Identify every line in the records below that contains the word "Quarterly", and reproduce each one.

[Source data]
((

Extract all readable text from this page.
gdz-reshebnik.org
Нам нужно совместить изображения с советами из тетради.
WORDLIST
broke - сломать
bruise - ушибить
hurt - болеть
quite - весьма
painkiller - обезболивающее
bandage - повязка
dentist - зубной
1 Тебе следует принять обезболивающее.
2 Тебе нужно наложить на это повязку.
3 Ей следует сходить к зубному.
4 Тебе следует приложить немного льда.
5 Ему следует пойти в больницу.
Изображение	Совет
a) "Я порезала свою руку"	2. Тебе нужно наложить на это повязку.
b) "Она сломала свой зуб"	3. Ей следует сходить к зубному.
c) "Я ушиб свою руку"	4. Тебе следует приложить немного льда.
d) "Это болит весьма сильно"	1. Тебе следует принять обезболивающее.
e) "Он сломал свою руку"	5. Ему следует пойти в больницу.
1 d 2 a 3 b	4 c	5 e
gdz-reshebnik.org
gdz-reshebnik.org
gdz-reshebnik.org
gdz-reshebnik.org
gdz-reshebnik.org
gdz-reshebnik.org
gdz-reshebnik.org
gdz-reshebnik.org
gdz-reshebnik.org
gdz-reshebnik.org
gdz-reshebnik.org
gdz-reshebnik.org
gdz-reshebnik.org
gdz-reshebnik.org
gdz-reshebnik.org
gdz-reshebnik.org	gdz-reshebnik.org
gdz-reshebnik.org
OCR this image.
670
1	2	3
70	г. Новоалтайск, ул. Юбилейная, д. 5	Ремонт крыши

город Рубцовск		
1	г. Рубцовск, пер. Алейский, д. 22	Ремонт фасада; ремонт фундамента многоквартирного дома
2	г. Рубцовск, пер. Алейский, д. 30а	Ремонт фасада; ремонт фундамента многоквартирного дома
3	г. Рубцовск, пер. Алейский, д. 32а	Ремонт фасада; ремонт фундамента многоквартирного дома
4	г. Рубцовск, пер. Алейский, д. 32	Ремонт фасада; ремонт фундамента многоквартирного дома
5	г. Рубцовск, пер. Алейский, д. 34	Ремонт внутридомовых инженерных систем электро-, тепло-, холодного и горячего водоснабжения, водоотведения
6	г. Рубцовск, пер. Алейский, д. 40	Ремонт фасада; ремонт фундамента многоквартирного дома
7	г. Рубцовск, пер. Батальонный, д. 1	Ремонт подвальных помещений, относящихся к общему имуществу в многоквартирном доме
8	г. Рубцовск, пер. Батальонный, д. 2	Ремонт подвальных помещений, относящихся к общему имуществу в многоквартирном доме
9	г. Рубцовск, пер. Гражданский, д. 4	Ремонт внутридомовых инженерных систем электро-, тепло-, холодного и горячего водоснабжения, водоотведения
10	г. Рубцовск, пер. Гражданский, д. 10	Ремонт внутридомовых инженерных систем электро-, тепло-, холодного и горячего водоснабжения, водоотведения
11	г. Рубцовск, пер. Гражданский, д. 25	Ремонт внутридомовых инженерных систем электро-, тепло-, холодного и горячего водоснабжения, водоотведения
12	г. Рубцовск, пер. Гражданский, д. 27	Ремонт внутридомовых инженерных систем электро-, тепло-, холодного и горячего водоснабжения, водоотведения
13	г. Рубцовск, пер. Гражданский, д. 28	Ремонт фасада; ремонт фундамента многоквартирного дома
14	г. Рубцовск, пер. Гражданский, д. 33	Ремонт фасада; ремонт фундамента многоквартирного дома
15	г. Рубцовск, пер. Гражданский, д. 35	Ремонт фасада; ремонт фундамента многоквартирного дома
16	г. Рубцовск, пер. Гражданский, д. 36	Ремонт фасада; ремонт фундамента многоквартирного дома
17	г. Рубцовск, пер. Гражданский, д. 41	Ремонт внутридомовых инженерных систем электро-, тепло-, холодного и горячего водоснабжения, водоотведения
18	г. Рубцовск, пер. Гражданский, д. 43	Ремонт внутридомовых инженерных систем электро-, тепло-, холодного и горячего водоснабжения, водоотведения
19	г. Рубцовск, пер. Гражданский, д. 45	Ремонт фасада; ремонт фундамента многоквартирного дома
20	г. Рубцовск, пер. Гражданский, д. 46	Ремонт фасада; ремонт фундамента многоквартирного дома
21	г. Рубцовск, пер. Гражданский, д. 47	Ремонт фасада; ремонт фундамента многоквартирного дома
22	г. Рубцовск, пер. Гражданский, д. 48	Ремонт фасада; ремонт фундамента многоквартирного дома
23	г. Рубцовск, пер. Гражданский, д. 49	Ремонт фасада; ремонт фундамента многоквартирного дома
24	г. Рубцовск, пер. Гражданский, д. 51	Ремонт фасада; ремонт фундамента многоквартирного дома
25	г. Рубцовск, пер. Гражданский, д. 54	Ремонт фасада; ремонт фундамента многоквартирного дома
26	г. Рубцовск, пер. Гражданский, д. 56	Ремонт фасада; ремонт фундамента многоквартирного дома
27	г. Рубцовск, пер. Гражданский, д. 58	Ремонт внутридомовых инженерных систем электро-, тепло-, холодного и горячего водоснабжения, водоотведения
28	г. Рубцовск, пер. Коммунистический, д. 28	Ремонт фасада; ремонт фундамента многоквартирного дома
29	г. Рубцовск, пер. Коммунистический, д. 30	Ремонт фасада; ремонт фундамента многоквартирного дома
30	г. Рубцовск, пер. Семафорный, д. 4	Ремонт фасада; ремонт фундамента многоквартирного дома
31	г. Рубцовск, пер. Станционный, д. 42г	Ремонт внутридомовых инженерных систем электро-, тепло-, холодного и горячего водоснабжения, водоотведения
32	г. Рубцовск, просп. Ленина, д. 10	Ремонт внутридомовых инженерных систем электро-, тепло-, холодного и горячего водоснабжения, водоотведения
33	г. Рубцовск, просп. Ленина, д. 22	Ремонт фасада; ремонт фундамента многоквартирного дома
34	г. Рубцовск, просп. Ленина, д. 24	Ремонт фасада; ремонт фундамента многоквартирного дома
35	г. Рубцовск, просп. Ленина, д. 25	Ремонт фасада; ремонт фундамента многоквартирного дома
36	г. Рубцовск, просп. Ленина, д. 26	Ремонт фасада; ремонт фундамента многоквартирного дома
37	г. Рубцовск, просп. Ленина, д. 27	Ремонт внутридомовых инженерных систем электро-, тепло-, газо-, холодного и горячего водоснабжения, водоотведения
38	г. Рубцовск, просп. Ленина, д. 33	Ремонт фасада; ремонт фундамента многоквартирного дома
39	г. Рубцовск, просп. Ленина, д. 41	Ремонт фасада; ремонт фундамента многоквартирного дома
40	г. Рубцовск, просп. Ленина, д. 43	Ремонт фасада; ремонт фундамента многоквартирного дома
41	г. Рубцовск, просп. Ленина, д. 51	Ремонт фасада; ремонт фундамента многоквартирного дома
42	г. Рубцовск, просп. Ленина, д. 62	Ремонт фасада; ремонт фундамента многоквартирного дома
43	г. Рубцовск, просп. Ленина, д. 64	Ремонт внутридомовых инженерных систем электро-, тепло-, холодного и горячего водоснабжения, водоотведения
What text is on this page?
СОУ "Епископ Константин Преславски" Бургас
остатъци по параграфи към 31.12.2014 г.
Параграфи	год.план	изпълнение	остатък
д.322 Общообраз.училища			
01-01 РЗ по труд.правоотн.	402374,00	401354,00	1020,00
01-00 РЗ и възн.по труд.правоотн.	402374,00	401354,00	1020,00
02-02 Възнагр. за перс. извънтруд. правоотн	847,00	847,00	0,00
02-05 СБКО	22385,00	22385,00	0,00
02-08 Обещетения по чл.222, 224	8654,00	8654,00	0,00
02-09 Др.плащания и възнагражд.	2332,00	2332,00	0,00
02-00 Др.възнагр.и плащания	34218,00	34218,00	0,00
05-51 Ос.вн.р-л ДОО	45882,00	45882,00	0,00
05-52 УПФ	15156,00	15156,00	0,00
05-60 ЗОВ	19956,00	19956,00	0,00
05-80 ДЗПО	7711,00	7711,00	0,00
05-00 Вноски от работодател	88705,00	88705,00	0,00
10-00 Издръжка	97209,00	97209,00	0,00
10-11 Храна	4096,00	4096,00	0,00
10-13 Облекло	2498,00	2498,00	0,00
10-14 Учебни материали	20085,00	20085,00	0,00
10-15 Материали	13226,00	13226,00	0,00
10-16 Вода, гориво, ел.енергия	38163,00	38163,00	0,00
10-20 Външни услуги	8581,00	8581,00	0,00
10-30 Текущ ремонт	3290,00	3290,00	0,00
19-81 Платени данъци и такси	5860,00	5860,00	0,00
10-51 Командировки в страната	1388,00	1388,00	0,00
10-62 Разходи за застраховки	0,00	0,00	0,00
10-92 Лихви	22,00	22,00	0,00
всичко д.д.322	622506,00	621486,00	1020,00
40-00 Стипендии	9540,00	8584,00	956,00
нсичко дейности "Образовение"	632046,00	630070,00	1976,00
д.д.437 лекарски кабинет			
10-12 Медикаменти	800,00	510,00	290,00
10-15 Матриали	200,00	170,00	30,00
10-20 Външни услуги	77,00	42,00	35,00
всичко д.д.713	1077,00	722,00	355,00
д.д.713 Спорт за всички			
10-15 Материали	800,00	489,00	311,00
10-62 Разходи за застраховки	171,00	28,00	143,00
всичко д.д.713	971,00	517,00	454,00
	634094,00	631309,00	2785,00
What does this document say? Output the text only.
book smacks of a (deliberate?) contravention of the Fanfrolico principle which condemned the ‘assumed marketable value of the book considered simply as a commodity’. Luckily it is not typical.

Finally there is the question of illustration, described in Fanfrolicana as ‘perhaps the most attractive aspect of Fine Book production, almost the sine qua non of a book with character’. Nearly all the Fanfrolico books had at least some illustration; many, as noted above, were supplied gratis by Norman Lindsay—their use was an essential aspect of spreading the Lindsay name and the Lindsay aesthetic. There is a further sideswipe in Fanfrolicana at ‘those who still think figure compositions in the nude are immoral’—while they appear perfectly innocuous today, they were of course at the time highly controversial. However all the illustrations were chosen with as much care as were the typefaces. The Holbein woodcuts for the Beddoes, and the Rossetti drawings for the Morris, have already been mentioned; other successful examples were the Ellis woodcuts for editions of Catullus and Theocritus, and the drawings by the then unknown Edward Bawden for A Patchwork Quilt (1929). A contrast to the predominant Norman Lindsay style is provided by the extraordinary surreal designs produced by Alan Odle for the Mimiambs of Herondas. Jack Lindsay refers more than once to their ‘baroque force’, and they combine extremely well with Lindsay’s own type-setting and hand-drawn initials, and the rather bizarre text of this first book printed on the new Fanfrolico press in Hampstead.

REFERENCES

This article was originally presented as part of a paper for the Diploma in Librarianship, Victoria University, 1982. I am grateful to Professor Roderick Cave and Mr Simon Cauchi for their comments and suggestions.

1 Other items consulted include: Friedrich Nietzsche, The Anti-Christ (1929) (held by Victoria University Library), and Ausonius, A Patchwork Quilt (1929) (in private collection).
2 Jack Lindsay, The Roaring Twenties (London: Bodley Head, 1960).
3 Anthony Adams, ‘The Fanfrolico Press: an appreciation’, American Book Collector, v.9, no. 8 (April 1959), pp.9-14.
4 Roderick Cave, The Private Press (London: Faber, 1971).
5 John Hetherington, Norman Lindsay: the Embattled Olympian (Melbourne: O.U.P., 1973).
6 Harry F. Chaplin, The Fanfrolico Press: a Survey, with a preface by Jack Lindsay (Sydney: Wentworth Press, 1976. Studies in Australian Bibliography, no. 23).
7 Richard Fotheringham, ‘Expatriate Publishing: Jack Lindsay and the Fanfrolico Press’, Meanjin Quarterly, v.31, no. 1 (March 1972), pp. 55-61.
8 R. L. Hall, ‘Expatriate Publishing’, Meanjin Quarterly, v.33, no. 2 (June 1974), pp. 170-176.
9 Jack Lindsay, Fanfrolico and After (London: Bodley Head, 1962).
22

))

ANSWER FOR THIS EXERCISE:
7 Richard Fotheringham, ‘Expatriate Publishing: Jack Lindsay and the Fanfrolico Press’, Meanjin Quarterly, v.31, no. 1 (March 1972), pp. 55-61.
8 R. L. Hall, ‘Expatriate Publishing’, Meanjin Quarterly, v.33, no. 2 (June 1974), pp. 170-176.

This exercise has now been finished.